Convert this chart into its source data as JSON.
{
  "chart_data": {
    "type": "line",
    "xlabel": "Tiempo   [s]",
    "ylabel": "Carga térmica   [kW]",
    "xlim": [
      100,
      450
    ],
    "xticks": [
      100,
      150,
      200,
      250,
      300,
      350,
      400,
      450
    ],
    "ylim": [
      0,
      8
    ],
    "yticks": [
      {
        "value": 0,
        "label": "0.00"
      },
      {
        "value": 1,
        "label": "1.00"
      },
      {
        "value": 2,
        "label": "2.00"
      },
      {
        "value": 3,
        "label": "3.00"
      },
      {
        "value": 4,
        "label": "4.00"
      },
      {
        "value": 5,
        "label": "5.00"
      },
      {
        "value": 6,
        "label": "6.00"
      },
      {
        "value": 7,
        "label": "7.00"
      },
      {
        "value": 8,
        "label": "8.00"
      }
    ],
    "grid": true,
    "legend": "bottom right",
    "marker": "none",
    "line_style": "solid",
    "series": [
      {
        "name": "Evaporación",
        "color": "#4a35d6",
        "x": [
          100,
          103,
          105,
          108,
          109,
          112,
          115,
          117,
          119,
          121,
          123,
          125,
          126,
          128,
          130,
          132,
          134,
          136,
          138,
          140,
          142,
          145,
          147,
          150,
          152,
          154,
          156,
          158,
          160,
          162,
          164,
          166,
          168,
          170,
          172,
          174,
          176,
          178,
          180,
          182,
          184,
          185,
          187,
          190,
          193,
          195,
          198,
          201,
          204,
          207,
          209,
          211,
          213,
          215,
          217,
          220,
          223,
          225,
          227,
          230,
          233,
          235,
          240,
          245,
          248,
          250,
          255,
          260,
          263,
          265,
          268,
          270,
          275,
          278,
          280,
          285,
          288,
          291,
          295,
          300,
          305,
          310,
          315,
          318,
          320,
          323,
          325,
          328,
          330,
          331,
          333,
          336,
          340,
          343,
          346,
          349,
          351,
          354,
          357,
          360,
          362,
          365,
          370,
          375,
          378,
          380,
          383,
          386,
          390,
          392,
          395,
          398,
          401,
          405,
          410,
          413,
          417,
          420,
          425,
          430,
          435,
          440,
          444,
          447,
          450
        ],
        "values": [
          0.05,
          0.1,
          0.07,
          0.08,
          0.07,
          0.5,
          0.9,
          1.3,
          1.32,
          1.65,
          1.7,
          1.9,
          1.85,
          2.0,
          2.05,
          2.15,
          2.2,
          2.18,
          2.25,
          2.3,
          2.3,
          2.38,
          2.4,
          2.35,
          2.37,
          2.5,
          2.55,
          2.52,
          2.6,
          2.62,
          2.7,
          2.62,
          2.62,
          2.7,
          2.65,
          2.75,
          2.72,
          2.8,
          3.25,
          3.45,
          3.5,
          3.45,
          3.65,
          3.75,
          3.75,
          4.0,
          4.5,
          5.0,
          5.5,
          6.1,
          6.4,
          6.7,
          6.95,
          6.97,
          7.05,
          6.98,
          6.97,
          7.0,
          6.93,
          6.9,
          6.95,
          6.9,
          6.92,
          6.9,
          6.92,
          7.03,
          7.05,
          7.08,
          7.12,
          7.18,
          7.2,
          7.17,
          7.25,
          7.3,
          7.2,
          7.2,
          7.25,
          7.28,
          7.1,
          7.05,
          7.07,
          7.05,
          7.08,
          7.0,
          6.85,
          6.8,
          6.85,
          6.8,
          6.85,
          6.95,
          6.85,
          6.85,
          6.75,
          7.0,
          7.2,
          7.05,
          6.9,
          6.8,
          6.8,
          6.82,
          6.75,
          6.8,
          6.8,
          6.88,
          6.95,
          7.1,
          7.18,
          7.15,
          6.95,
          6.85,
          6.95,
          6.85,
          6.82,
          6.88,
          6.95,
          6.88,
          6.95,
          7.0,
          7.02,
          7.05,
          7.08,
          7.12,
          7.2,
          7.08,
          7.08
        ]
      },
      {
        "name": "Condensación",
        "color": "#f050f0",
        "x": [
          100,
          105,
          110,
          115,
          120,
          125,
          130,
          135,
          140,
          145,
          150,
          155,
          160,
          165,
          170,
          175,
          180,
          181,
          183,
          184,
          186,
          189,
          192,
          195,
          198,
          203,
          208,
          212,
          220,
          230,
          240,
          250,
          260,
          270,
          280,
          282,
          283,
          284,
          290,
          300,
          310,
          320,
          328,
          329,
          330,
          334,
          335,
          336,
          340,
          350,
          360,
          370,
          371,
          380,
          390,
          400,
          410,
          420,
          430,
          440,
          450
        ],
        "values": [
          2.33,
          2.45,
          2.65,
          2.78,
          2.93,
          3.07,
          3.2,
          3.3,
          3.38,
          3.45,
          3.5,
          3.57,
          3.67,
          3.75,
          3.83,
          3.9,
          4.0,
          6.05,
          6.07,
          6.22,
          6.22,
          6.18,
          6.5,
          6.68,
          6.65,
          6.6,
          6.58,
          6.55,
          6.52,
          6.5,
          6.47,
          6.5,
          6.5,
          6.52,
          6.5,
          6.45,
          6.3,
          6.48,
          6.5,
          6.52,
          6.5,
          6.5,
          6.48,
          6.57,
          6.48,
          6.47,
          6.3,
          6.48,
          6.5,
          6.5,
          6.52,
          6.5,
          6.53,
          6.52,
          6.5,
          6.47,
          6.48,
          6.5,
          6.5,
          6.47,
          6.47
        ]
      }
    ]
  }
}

:::::

→ **Your instructions**:
Give the number of lines in the listing above that contain "name", and nothing else.

→ **Finished answer**:
2